● Task instructions
Reproduce the records. Keep every word exact and include no images.

● Supplied information
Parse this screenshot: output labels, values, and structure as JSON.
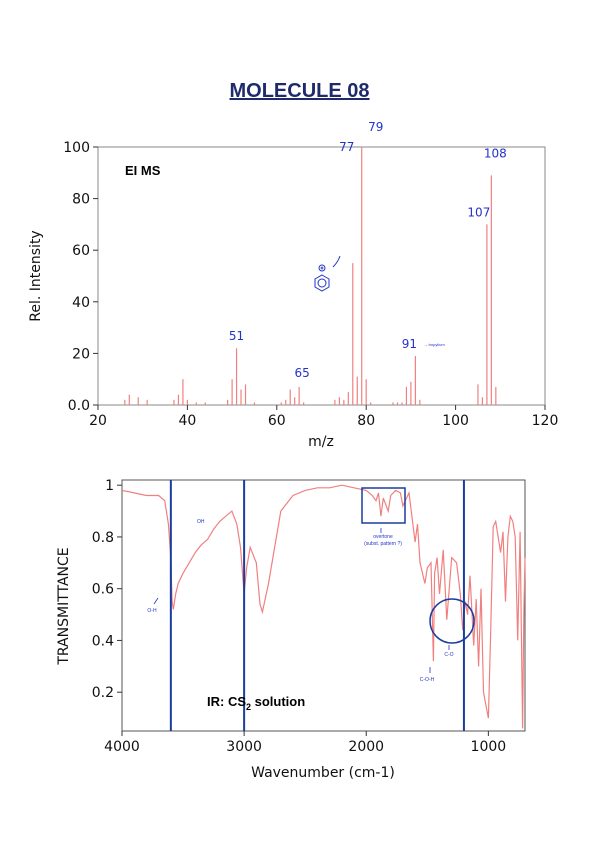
{
  "page_title": "MOLECULE 08",
  "chart_data": [
    {
      "type": "bar",
      "title": "EI MS",
      "xlabel": "m/z",
      "ylabel": "Rel. Intensity",
      "xlim": [
        20,
        120
      ],
      "ylim": [
        0,
        100
      ],
      "xticks": [
        "20",
        "40",
        "60",
        "80",
        "100",
        "120"
      ],
      "yticks": [
        "0.0",
        "20",
        "40",
        "60",
        "80",
        "100"
      ],
      "grid": false,
      "color": "#f08080",
      "peaks": [
        {
          "x": 26,
          "y": 2
        },
        {
          "x": 27,
          "y": 4
        },
        {
          "x": 29,
          "y": 3
        },
        {
          "x": 31,
          "y": 2
        },
        {
          "x": 37,
          "y": 2
        },
        {
          "x": 38,
          "y": 4
        },
        {
          "x": 39,
          "y": 10
        },
        {
          "x": 40,
          "y": 2
        },
        {
          "x": 42,
          "y": 1
        },
        {
          "x": 44,
          "y": 1
        },
        {
          "x": 49,
          "y": 2
        },
        {
          "x": 50,
          "y": 10
        },
        {
          "x": 51,
          "y": 22
        },
        {
          "x": 52,
          "y": 6
        },
        {
          "x": 53,
          "y": 8
        },
        {
          "x": 55,
          "y": 1
        },
        {
          "x": 61,
          "y": 1
        },
        {
          "x": 62,
          "y": 2
        },
        {
          "x": 63,
          "y": 6
        },
        {
          "x": 64,
          "y": 3
        },
        {
          "x": 65,
          "y": 7
        },
        {
          "x": 66,
          "y": 1
        },
        {
          "x": 73,
          "y": 2
        },
        {
          "x": 74,
          "y": 3
        },
        {
          "x": 75,
          "y": 2
        },
        {
          "x": 76,
          "y": 5
        },
        {
          "x": 77,
          "y": 55
        },
        {
          "x": 78,
          "y": 11
        },
        {
          "x": 79,
          "y": 100
        },
        {
          "x": 80,
          "y": 10
        },
        {
          "x": 81,
          "y": 1
        },
        {
          "x": 86,
          "y": 1
        },
        {
          "x": 87,
          "y": 1
        },
        {
          "x": 88,
          "y": 1
        },
        {
          "x": 89,
          "y": 7
        },
        {
          "x": 90,
          "y": 9
        },
        {
          "x": 91,
          "y": 19
        },
        {
          "x": 92,
          "y": 2
        },
        {
          "x": 105,
          "y": 8
        },
        {
          "x": 106,
          "y": 3
        },
        {
          "x": 107,
          "y": 70
        },
        {
          "x": 108,
          "y": 89
        },
        {
          "x": 109,
          "y": 7
        }
      ],
      "annotations": [
        {
          "text": "51",
          "x": 51,
          "y": 22
        },
        {
          "text": "65",
          "x": 65,
          "y": 7
        },
        {
          "text": "77",
          "x": 77,
          "y": 55
        },
        {
          "text": "79",
          "x": 79,
          "y": 100
        },
        {
          "text": "91",
          "x": 91,
          "y": 19,
          "note": "→ tropylium"
        },
        {
          "text": "107",
          "x": 107,
          "y": 70
        },
        {
          "text": "108",
          "x": 108,
          "y": 89
        }
      ]
    },
    {
      "type": "line",
      "title": "IR: CS2 solution",
      "xlabel": "Wavenumber (cm-1)",
      "ylabel": "TRANSMITTANCE",
      "xlim": [
        4000,
        700
      ],
      "ylim": [
        0.05,
        1.02
      ],
      "xticks": [
        "4000",
        "3000",
        "2000",
        "1000"
      ],
      "yticks": [
        "0.2",
        "0.4",
        "0.6",
        "0.8",
        "1"
      ],
      "grid": false,
      "color": "#f08080",
      "x": [
        4000,
        3900,
        3800,
        3700,
        3650,
        3620,
        3600,
        3590,
        3580,
        3560,
        3540,
        3500,
        3450,
        3400,
        3350,
        3300,
        3250,
        3200,
        3150,
        3100,
        3060,
        3030,
        3000,
        2980,
        2950,
        2900,
        2870,
        2850,
        2800,
        2700,
        2600,
        2500,
        2400,
        2300,
        2200,
        2100,
        2000,
        1950,
        1920,
        1900,
        1880,
        1860,
        1820,
        1800,
        1760,
        1720,
        1700,
        1650,
        1600,
        1580,
        1560,
        1520,
        1500,
        1470,
        1450,
        1440,
        1420,
        1400,
        1370,
        1340,
        1300,
        1260,
        1230,
        1210,
        1190,
        1170,
        1150,
        1120,
        1100,
        1080,
        1060,
        1040,
        1020,
        1000,
        980,
        960,
        940,
        900,
        880,
        860,
        840,
        820,
        800,
        780,
        760,
        740,
        720,
        710,
        700
      ],
      "y": [
        0.98,
        0.97,
        0.96,
        0.96,
        0.94,
        0.85,
        0.72,
        0.55,
        0.52,
        0.58,
        0.62,
        0.66,
        0.7,
        0.74,
        0.77,
        0.79,
        0.83,
        0.86,
        0.88,
        0.9,
        0.85,
        0.76,
        0.58,
        0.68,
        0.76,
        0.7,
        0.54,
        0.51,
        0.62,
        0.9,
        0.96,
        0.98,
        0.99,
        0.99,
        1.0,
        0.99,
        0.98,
        0.96,
        0.94,
        0.97,
        0.88,
        0.95,
        0.9,
        0.96,
        0.98,
        0.97,
        0.92,
        0.97,
        0.78,
        0.85,
        0.7,
        0.62,
        0.68,
        0.7,
        0.32,
        0.66,
        0.72,
        0.58,
        0.75,
        0.48,
        0.72,
        0.7,
        0.58,
        0.44,
        0.55,
        0.5,
        0.65,
        0.38,
        0.56,
        0.3,
        0.6,
        0.2,
        0.15,
        0.1,
        0.45,
        0.84,
        0.86,
        0.74,
        0.82,
        0.55,
        0.8,
        0.88,
        0.86,
        0.8,
        0.4,
        0.82,
        0.06,
        0.5,
        0.72
      ]
    }
  ],
  "ir_annotations": {
    "oh_peak": "O-H",
    "oh_side": "OH",
    "overtone_line1": "overtone",
    "overtone_line2": "(subst. pattern ?)",
    "co_label": "C-O",
    "coh_label": "C-O-H"
  },
  "markers": {
    "vertical_lines_cm": [
      3600,
      3000,
      1200
    ],
    "color": "#1a3d9e"
  }
}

● Task solution
Parse this screenshot: output labels, values, and structure as JSON.
{
  "page_title": "MOLECULE 08",
  "chart_data": [
    {
      "type": "bar",
      "title": "EI MS",
      "xlabel": "m/z",
      "ylabel": "Rel. Intensity",
      "xlim": [
        20,
        120
      ],
      "ylim": [
        0,
        100
      ],
      "xticks": [
        "20",
        "40",
        "60",
        "80",
        "100",
        "120"
      ],
      "yticks": [
        "0.0",
        "20",
        "40",
        "60",
        "80",
        "100"
      ],
      "grid": false,
      "color": "#f08080",
      "peaks": [
        {
          "x": 26,
          "y": 2
        },
        {
          "x": 27,
          "y": 4
        },
        {
          "x": 29,
          "y": 3
        },
        {
          "x": 31,
          "y": 2
        },
        {
          "x": 37,
          "y": 2
        },
        {
          "x": 38,
          "y": 4
        },
        {
          "x": 39,
          "y": 10
        },
        {
          "x": 40,
          "y": 2
        },
        {
          "x": 42,
          "y": 1
        },
        {
          "x": 44,
          "y": 1
        },
        {
          "x": 49,
          "y": 2
        },
        {
          "x": 50,
          "y": 10
        },
        {
          "x": 51,
          "y": 22
        },
        {
          "x": 52,
          "y": 6
        },
        {
          "x": 53,
          "y": 8
        },
        {
          "x": 55,
          "y": 1
        },
        {
          "x": 61,
          "y": 1
        },
        {
          "x": 62,
          "y": 2
        },
        {
          "x": 63,
          "y": 6
        },
        {
          "x": 64,
          "y": 3
        },
        {
          "x": 65,
          "y": 7
        },
        {
          "x": 66,
          "y": 1
        },
        {
          "x": 73,
          "y": 2
        },
        {
          "x": 74,
          "y": 3
        },
        {
          "x": 75,
          "y": 2
        },
        {
          "x": 76,
          "y": 5
        },
        {
          "x": 77,
          "y": 55
        },
        {
          "x": 78,
          "y": 11
        },
        {
          "x": 79,
          "y": 100
        },
        {
          "x": 80,
          "y": 10
        },
        {
          "x": 81,
          "y": 1
        },
        {
          "x": 86,
          "y": 1
        },
        {
          "x": 87,
          "y": 1
        },
        {
          "x": 88,
          "y": 1
        },
        {
          "x": 89,
          "y": 7
        },
        {
          "x": 90,
          "y": 9
        },
        {
          "x": 91,
          "y": 19
        },
        {
          "x": 92,
          "y": 2
        },
        {
          "x": 105,
          "y": 8
        },
        {
          "x": 106,
          "y": 3
        },
        {
          "x": 107,
          "y": 70
        },
        {
          "x": 108,
          "y": 89
        },
        {
          "x": 109,
          "y": 7
        }
      ],
      "annotations": [
        {
          "text": "51",
          "x": 51,
          "y": 22
        },
        {
          "text": "65",
          "x": 65,
          "y": 7
        },
        {
          "text": "77",
          "x": 77,
          "y": 55
        },
        {
          "text": "79",
          "x": 79,
          "y": 100
        },
        {
          "text": "91",
          "x": 91,
          "y": 19,
          "note": "→ tropylium"
        },
        {
          "text": "107",
          "x": 107,
          "y": 70
        },
        {
          "text": "108",
          "x": 108,
          "y": 89
        }
      ]
    },
    {
      "type": "line",
      "title": "IR: CS2 solution",
      "xlabel": "Wavenumber (cm-1)",
      "ylabel": "TRANSMITTANCE",
      "xlim": [
        4000,
        700
      ],
      "ylim": [
        0.05,
        1.02
      ],
      "xticks": [
        "4000",
        "3000",
        "2000",
        "1000"
      ],
      "yticks": [
        "0.2",
        "0.4",
        "0.6",
        "0.8",
        "1"
      ],
      "grid": false,
      "color": "#f08080",
      "x": [
        4000,
        3900,
        3800,
        3700,
        3650,
        3620,
        3600,
        3590,
        3580,
        3560,
        3540,
        3500,
        3450,
        3400,
        3350,
        3300,
        3250,
        3200,
        3150,
        3100,
        3060,
        3030,
        3000,
        2980,
        2950,
        2900,
        2870,
        2850,
        2800,
        2700,
        2600,
        2500,
        2400,
        2300,
        2200,
        2100,
        2000,
        1950,
        1920,
        1900,
        1880,
        1860,
        1820,
        1800,
        1760,
        1720,
        1700,
        1650,
        1600,
        1580,
        1560,
        1520,
        1500,
        1470,
        1450,
        1440,
        1420,
        1400,
        1370,
        1340,
        1300,
        1260,
        1230,
        1210,
        1190,
        1170,
        1150,
        1120,
        1100,
        1080,
        1060,
        1040,
        1020,
        1000,
        980,
        960,
        940,
        900,
        880,
        860,
        840,
        820,
        800,
        780,
        760,
        740,
        720,
        710,
        700
      ],
      "y": [
        0.98,
        0.97,
        0.96,
        0.96,
        0.94,
        0.85,
        0.72,
        0.55,
        0.52,
        0.58,
        0.62,
        0.66,
        0.7,
        0.74,
        0.77,
        0.79,
        0.83,
        0.86,
        0.88,
        0.9,
        0.85,
        0.76,
        0.58,
        0.68,
        0.76,
        0.7,
        0.54,
        0.51,
        0.62,
        0.9,
        0.96,
        0.98,
        0.99,
        0.99,
        1.0,
        0.99,
        0.98,
        0.96,
        0.94,
        0.97,
        0.88,
        0.95,
        0.9,
        0.96,
        0.98,
        0.97,
        0.92,
        0.97,
        0.78,
        0.85,
        0.7,
        0.62,
        0.68,
        0.7,
        0.32,
        0.66,
        0.72,
        0.58,
        0.75,
        0.48,
        0.72,
        0.7,
        0.58,
        0.44,
        0.55,
        0.5,
        0.65,
        0.38,
        0.56,
        0.3,
        0.6,
        0.2,
        0.15,
        0.1,
        0.45,
        0.84,
        0.86,
        0.74,
        0.82,
        0.55,
        0.8,
        0.88,
        0.86,
        0.8,
        0.4,
        0.82,
        0.06,
        0.5,
        0.72
      ]
    }
  ],
  "ir_annotations": {
    "oh_peak": "O-H",
    "oh_side": "OH",
    "overtone_line1": "overtone",
    "overtone_line2": "(subst. pattern ?)",
    "co_label": "C-O",
    "coh_label": "C-O-H"
  },
  "markers": {
    "vertical_lines_cm": [
      3600,
      3000,
      1200
    ],
    "color": "#1a3d9e"
  }
}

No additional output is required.